> _WHAT IS REQUIRED_
According to the passage on giant cell tumor of bone, what is the incidence of malignant transformation when radiation-induced cases are excluded and only series with pathological review are considered?

This case illustrates a sarcoma arising at the site of a locally recurrent GCT of bone, with concurrent non-sarcomatous metastases. Local recurrence of GCT of bone is common, occurring 10-20% of the time[16‐18], and depends on the aggressiveness of the initial surgery[19]. Metastasis with "benign" morphology, most commonly to the lung, was reported in an average of 3% of cases (table 1), and more than half occurred in patients who also had local recurrence.

Diagnosis of transformation relies on overt malignant cytological features, as necrosis and scattered mitoses can be seen in the usual "benign" giant cell tumor of bone. Immunohistochemical studies are not required for the diagnosis of transformation. Usually there is no evident lineage of maturation, but cases of osteosarcoma have been reported[9, 20‐24]. The incidence of malignancy in GCT varies considerably among studies, with an overall rate of approximately 5% considering the largest series together (table 2). About half were associated with prior irradiation (table 2), but transformation was found in the initial resection in about one third of cases (table 2). Secondary transformation had a latency of up to 28 years[20] in a case that without radiotherapy. Given the wide range of reported incidence of malignancy in giant cell tumor of bone among studies, it is probable that this entity has been over diagnosed in the reported series. Of note, in the publications with the highest rates of malignancy, there was no pathological slide review. In Bertoni's study, pathological review was performed[20], and as a result, the initial diagnosis was revised to something other than malignant transformation of giant cell tumor in 12 of 26 cases initially considered for which slides were available. Anract's study, which did not include pathological review, includes 5 cases with "well differentiated fibrosarcoma"[5], which is much different from the more widely recognized high grade transformation. Likewise, in Domovitov's report, 57% of the cases had the curious diagnosis of "focally" malignant histology. Accordingly, the outcomes in their study were optimistic, with 80% of patients predicted to be recurrence free at 5 years based on their data, compared to the 10-50% overall survival estimated in most other series. Thus, excluding radiation-induced transformation cases, and considering only series with pathological review, the incidence of malignant transformation of giant cell tumor of bone is only about 1%, which is the rate cited in the WHO publication[25].

> _Document layout detection data_
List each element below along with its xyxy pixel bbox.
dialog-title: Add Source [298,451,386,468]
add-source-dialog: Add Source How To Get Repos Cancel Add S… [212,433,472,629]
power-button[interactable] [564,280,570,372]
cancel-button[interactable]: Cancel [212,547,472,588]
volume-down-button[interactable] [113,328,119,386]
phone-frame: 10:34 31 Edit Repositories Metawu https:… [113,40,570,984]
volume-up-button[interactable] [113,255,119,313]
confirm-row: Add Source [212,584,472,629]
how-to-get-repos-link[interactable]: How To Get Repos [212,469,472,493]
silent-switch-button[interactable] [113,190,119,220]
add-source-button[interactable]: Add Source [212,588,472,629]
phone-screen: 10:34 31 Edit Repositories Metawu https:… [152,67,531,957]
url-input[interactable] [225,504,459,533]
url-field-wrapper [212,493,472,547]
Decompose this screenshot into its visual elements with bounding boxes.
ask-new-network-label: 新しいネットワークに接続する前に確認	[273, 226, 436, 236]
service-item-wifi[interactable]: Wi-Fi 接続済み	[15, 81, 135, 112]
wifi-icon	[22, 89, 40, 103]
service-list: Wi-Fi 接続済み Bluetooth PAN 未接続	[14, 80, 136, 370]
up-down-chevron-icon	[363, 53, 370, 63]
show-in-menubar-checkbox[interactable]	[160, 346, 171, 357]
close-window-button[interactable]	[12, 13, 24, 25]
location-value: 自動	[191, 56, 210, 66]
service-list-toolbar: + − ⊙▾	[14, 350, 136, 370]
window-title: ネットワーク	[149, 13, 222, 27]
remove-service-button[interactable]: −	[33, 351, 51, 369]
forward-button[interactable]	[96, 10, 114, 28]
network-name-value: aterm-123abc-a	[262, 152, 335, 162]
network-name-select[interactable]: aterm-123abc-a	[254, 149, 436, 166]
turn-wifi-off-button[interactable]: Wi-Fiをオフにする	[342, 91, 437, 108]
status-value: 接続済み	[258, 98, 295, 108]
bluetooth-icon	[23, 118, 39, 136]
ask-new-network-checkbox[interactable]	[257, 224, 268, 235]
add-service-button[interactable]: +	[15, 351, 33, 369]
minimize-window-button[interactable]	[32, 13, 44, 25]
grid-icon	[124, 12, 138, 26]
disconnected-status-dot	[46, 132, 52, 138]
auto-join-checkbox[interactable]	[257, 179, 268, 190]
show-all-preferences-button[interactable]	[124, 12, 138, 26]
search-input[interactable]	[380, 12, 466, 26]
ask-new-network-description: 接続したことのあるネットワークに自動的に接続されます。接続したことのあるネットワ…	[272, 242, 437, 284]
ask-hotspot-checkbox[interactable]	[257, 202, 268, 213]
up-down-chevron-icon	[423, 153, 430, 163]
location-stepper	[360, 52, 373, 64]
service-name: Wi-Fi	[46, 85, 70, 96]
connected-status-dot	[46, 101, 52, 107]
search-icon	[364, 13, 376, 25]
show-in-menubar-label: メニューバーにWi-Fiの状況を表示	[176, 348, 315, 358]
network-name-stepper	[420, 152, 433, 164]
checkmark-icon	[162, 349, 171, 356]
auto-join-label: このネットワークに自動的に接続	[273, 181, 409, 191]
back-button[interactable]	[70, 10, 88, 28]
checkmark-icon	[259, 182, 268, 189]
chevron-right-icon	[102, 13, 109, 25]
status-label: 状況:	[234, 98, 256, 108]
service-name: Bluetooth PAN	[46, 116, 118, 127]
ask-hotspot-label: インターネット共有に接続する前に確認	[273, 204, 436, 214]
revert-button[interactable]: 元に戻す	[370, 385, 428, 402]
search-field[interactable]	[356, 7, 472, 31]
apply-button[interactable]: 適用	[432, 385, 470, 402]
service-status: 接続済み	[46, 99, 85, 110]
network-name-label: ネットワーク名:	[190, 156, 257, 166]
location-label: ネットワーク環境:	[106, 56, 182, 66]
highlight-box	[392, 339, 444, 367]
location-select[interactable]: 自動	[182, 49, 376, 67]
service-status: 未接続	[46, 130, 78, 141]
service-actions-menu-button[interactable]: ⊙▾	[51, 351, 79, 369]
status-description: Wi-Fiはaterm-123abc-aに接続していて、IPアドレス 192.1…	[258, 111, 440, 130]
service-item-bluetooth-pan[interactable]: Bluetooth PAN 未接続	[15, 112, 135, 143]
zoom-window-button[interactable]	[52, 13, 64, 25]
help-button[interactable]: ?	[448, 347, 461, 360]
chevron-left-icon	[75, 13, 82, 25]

> _TASK RESPONSE_
About 1%, the rate cited in the WHO publication.